What follows is a set of records; restate each one word for word and drop the pictures.

▶ [Material for the task]:
·····
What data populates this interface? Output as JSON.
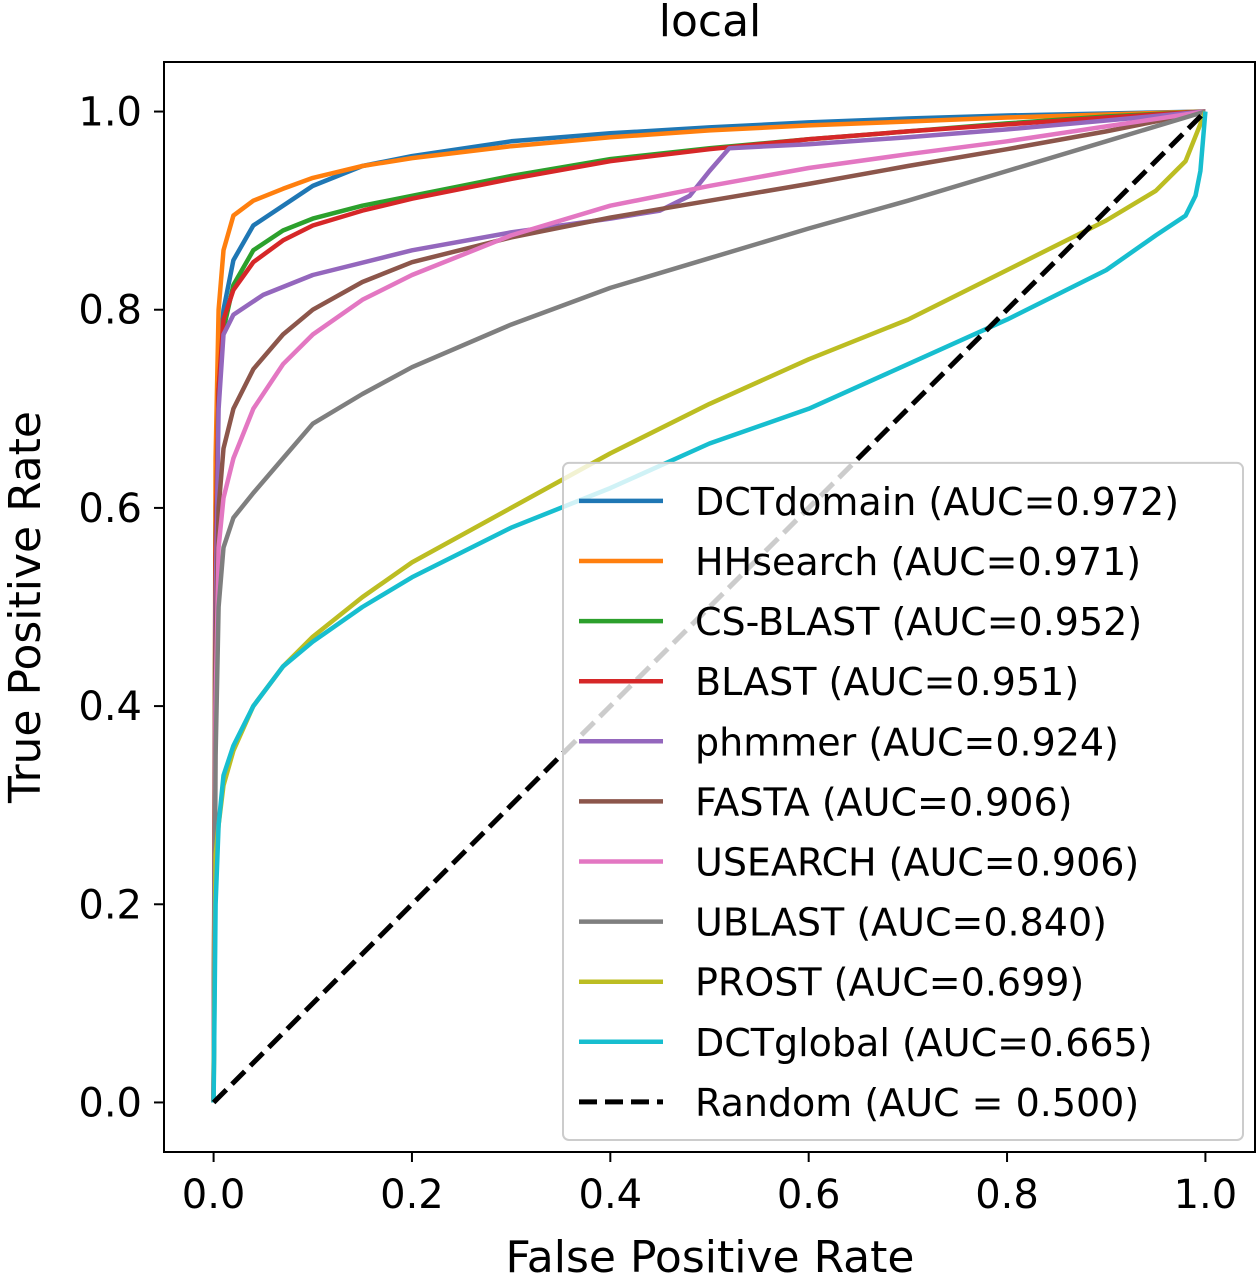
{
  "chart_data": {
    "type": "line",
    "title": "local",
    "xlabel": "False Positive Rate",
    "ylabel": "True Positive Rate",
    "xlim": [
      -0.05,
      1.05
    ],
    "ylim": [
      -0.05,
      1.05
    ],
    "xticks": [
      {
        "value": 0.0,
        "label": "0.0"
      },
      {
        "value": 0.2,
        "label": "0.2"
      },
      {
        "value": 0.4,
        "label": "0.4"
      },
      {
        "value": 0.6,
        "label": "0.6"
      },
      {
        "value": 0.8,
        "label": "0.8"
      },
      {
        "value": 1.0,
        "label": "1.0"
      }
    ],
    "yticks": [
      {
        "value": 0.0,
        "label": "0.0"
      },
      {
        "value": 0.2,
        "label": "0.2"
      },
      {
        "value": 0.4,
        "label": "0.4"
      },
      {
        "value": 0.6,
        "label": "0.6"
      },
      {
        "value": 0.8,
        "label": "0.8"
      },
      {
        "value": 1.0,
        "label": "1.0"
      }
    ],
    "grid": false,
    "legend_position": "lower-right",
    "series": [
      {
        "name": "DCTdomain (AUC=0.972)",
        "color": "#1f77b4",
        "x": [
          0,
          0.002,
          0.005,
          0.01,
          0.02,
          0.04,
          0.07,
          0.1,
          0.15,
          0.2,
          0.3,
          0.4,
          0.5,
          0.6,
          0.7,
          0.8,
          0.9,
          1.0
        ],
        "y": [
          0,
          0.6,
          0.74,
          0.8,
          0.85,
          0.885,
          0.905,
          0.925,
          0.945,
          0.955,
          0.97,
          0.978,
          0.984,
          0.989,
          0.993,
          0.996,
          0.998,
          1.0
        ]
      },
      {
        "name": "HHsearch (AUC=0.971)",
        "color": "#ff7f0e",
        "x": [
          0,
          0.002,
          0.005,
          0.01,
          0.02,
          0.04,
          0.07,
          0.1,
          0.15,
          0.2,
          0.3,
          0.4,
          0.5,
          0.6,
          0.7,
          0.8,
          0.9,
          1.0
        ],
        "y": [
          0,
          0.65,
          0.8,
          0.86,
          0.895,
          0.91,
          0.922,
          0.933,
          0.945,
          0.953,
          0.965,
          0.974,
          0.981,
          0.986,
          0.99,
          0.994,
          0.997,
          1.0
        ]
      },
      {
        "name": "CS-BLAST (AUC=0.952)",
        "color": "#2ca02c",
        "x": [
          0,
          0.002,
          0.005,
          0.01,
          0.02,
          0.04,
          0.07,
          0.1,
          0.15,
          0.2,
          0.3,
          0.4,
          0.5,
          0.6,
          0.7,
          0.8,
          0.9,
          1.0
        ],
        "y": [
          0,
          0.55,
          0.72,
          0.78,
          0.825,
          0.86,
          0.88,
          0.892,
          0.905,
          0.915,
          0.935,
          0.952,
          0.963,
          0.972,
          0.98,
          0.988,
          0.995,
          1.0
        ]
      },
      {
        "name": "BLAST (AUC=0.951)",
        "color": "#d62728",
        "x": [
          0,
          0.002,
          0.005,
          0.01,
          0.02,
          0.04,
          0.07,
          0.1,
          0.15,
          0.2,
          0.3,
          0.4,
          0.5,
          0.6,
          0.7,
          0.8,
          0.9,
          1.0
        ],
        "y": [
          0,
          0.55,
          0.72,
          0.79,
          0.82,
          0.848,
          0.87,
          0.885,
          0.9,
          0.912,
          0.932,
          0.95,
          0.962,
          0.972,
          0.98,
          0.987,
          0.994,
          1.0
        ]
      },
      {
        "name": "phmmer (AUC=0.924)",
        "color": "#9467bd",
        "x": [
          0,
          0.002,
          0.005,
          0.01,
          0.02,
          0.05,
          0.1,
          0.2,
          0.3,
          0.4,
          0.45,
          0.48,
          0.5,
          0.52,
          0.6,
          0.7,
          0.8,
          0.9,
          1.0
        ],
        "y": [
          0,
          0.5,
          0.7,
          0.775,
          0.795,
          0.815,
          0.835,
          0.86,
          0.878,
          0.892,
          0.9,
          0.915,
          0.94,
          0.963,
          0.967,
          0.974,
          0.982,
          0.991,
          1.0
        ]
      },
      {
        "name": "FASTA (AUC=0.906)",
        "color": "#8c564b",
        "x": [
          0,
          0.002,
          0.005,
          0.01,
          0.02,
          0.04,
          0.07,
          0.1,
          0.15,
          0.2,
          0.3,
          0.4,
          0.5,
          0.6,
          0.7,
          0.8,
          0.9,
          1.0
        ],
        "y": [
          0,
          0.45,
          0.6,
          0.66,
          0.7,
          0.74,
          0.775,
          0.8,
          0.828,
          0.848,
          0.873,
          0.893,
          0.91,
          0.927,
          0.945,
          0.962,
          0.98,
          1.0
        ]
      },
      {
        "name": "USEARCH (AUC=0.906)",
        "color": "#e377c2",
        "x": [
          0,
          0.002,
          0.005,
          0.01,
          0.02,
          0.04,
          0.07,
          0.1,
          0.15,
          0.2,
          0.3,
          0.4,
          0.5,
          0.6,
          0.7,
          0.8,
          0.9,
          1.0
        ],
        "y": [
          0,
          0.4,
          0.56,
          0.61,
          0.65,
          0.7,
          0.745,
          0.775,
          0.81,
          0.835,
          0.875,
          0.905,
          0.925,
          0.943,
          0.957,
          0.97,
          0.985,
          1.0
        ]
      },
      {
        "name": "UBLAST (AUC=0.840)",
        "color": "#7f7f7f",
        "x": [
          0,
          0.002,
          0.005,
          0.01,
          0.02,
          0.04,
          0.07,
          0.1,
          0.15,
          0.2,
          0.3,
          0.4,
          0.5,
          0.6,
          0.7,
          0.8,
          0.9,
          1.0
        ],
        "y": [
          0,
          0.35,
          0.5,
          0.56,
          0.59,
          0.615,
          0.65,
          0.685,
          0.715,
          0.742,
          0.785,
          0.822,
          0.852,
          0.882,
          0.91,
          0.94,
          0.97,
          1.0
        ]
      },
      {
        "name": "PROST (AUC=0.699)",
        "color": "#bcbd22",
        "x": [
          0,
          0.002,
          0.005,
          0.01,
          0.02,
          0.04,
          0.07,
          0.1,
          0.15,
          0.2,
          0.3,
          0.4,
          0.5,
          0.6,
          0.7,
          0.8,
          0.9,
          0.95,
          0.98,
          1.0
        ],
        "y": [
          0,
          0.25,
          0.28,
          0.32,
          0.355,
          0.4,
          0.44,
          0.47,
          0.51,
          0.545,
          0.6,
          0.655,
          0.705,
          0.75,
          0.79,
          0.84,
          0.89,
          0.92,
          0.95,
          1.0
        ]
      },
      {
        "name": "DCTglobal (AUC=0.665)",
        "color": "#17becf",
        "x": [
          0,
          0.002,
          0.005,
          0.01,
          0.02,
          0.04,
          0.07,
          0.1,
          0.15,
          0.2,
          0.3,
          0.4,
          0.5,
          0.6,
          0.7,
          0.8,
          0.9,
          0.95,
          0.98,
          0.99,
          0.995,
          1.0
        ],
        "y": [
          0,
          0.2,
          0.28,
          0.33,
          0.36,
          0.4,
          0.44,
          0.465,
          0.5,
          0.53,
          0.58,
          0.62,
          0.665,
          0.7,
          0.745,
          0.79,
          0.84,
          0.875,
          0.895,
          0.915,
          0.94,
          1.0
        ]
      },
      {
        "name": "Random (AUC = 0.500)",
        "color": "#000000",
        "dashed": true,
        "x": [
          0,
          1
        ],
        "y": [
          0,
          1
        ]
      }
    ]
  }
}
·····
▶ [Final result]:
What data populates this interface? Output as JSON.
{
  "chart_data": {
    "type": "line",
    "title": "local",
    "xlabel": "False Positive Rate",
    "ylabel": "True Positive Rate",
    "xlim": [
      -0.05,
      1.05
    ],
    "ylim": [
      -0.05,
      1.05
    ],
    "xticks": [
      {
        "value": 0.0,
        "label": "0.0"
      },
      {
        "value": 0.2,
        "label": "0.2"
      },
      {
        "value": 0.4,
        "label": "0.4"
      },
      {
        "value": 0.6,
        "label": "0.6"
      },
      {
        "value": 0.8,
        "label": "0.8"
      },
      {
        "value": 1.0,
        "label": "1.0"
      }
    ],
    "yticks": [
      {
        "value": 0.0,
        "label": "0.0"
      },
      {
        "value": 0.2,
        "label": "0.2"
      },
      {
        "value": 0.4,
        "label": "0.4"
      },
      {
        "value": 0.6,
        "label": "0.6"
      },
      {
        "value": 0.8,
        "label": "0.8"
      },
      {
        "value": 1.0,
        "label": "1.0"
      }
    ],
    "grid": false,
    "legend_position": "lower-right",
    "series": [
      {
        "name": "DCTdomain (AUC=0.972)",
        "color": "#1f77b4",
        "x": [
          0,
          0.002,
          0.005,
          0.01,
          0.02,
          0.04,
          0.07,
          0.1,
          0.15,
          0.2,
          0.3,
          0.4,
          0.5,
          0.6,
          0.7,
          0.8,
          0.9,
          1.0
        ],
        "y": [
          0,
          0.6,
          0.74,
          0.8,
          0.85,
          0.885,
          0.905,
          0.925,
          0.945,
          0.955,
          0.97,
          0.978,
          0.984,
          0.989,
          0.993,
          0.996,
          0.998,
          1.0
        ]
      },
      {
        "name": "HHsearch (AUC=0.971)",
        "color": "#ff7f0e",
        "x": [
          0,
          0.002,
          0.005,
          0.01,
          0.02,
          0.04,
          0.07,
          0.1,
          0.15,
          0.2,
          0.3,
          0.4,
          0.5,
          0.6,
          0.7,
          0.8,
          0.9,
          1.0
        ],
        "y": [
          0,
          0.65,
          0.8,
          0.86,
          0.895,
          0.91,
          0.922,
          0.933,
          0.945,
          0.953,
          0.965,
          0.974,
          0.981,
          0.986,
          0.99,
          0.994,
          0.997,
          1.0
        ]
      },
      {
        "name": "CS-BLAST (AUC=0.952)",
        "color": "#2ca02c",
        "x": [
          0,
          0.002,
          0.005,
          0.01,
          0.02,
          0.04,
          0.07,
          0.1,
          0.15,
          0.2,
          0.3,
          0.4,
          0.5,
          0.6,
          0.7,
          0.8,
          0.9,
          1.0
        ],
        "y": [
          0,
          0.55,
          0.72,
          0.78,
          0.825,
          0.86,
          0.88,
          0.892,
          0.905,
          0.915,
          0.935,
          0.952,
          0.963,
          0.972,
          0.98,
          0.988,
          0.995,
          1.0
        ]
      },
      {
        "name": "BLAST (AUC=0.951)",
        "color": "#d62728",
        "x": [
          0,
          0.002,
          0.005,
          0.01,
          0.02,
          0.04,
          0.07,
          0.1,
          0.15,
          0.2,
          0.3,
          0.4,
          0.5,
          0.6,
          0.7,
          0.8,
          0.9,
          1.0
        ],
        "y": [
          0,
          0.55,
          0.72,
          0.79,
          0.82,
          0.848,
          0.87,
          0.885,
          0.9,
          0.912,
          0.932,
          0.95,
          0.962,
          0.972,
          0.98,
          0.987,
          0.994,
          1.0
        ]
      },
      {
        "name": "phmmer (AUC=0.924)",
        "color": "#9467bd",
        "x": [
          0,
          0.002,
          0.005,
          0.01,
          0.02,
          0.05,
          0.1,
          0.2,
          0.3,
          0.4,
          0.45,
          0.48,
          0.5,
          0.52,
          0.6,
          0.7,
          0.8,
          0.9,
          1.0
        ],
        "y": [
          0,
          0.5,
          0.7,
          0.775,
          0.795,
          0.815,
          0.835,
          0.86,
          0.878,
          0.892,
          0.9,
          0.915,
          0.94,
          0.963,
          0.967,
          0.974,
          0.982,
          0.991,
          1.0
        ]
      },
      {
        "name": "FASTA (AUC=0.906)",
        "color": "#8c564b",
        "x": [
          0,
          0.002,
          0.005,
          0.01,
          0.02,
          0.04,
          0.07,
          0.1,
          0.15,
          0.2,
          0.3,
          0.4,
          0.5,
          0.6,
          0.7,
          0.8,
          0.9,
          1.0
        ],
        "y": [
          0,
          0.45,
          0.6,
          0.66,
          0.7,
          0.74,
          0.775,
          0.8,
          0.828,
          0.848,
          0.873,
          0.893,
          0.91,
          0.927,
          0.945,
          0.962,
          0.98,
          1.0
        ]
      },
      {
        "name": "USEARCH (AUC=0.906)",
        "color": "#e377c2",
        "x": [
          0,
          0.002,
          0.005,
          0.01,
          0.02,
          0.04,
          0.07,
          0.1,
          0.15,
          0.2,
          0.3,
          0.4,
          0.5,
          0.6,
          0.7,
          0.8,
          0.9,
          1.0
        ],
        "y": [
          0,
          0.4,
          0.56,
          0.61,
          0.65,
          0.7,
          0.745,
          0.775,
          0.81,
          0.835,
          0.875,
          0.905,
          0.925,
          0.943,
          0.957,
          0.97,
          0.985,
          1.0
        ]
      },
      {
        "name": "UBLAST (AUC=0.840)",
        "color": "#7f7f7f",
        "x": [
          0,
          0.002,
          0.005,
          0.01,
          0.02,
          0.04,
          0.07,
          0.1,
          0.15,
          0.2,
          0.3,
          0.4,
          0.5,
          0.6,
          0.7,
          0.8,
          0.9,
          1.0
        ],
        "y": [
          0,
          0.35,
          0.5,
          0.56,
          0.59,
          0.615,
          0.65,
          0.685,
          0.715,
          0.742,
          0.785,
          0.822,
          0.852,
          0.882,
          0.91,
          0.94,
          0.97,
          1.0
        ]
      },
      {
        "name": "PROST (AUC=0.699)",
        "color": "#bcbd22",
        "x": [
          0,
          0.002,
          0.005,
          0.01,
          0.02,
          0.04,
          0.07,
          0.1,
          0.15,
          0.2,
          0.3,
          0.4,
          0.5,
          0.6,
          0.7,
          0.8,
          0.9,
          0.95,
          0.98,
          1.0
        ],
        "y": [
          0,
          0.25,
          0.28,
          0.32,
          0.355,
          0.4,
          0.44,
          0.47,
          0.51,
          0.545,
          0.6,
          0.655,
          0.705,
          0.75,
          0.79,
          0.84,
          0.89,
          0.92,
          0.95,
          1.0
        ]
      },
      {
        "name": "DCTglobal (AUC=0.665)",
        "color": "#17becf",
        "x": [
          0,
          0.002,
          0.005,
          0.01,
          0.02,
          0.04,
          0.07,
          0.1,
          0.15,
          0.2,
          0.3,
          0.4,
          0.5,
          0.6,
          0.7,
          0.8,
          0.9,
          0.95,
          0.98,
          0.99,
          0.995,
          1.0
        ],
        "y": [
          0,
          0.2,
          0.28,
          0.33,
          0.36,
          0.4,
          0.44,
          0.465,
          0.5,
          0.53,
          0.58,
          0.62,
          0.665,
          0.7,
          0.745,
          0.79,
          0.84,
          0.875,
          0.895,
          0.915,
          0.94,
          1.0
        ]
      },
      {
        "name": "Random (AUC = 0.500)",
        "color": "#000000",
        "dashed": true,
        "x": [
          0,
          1
        ],
        "y": [
          0,
          1
        ]
      }
    ]
  }
}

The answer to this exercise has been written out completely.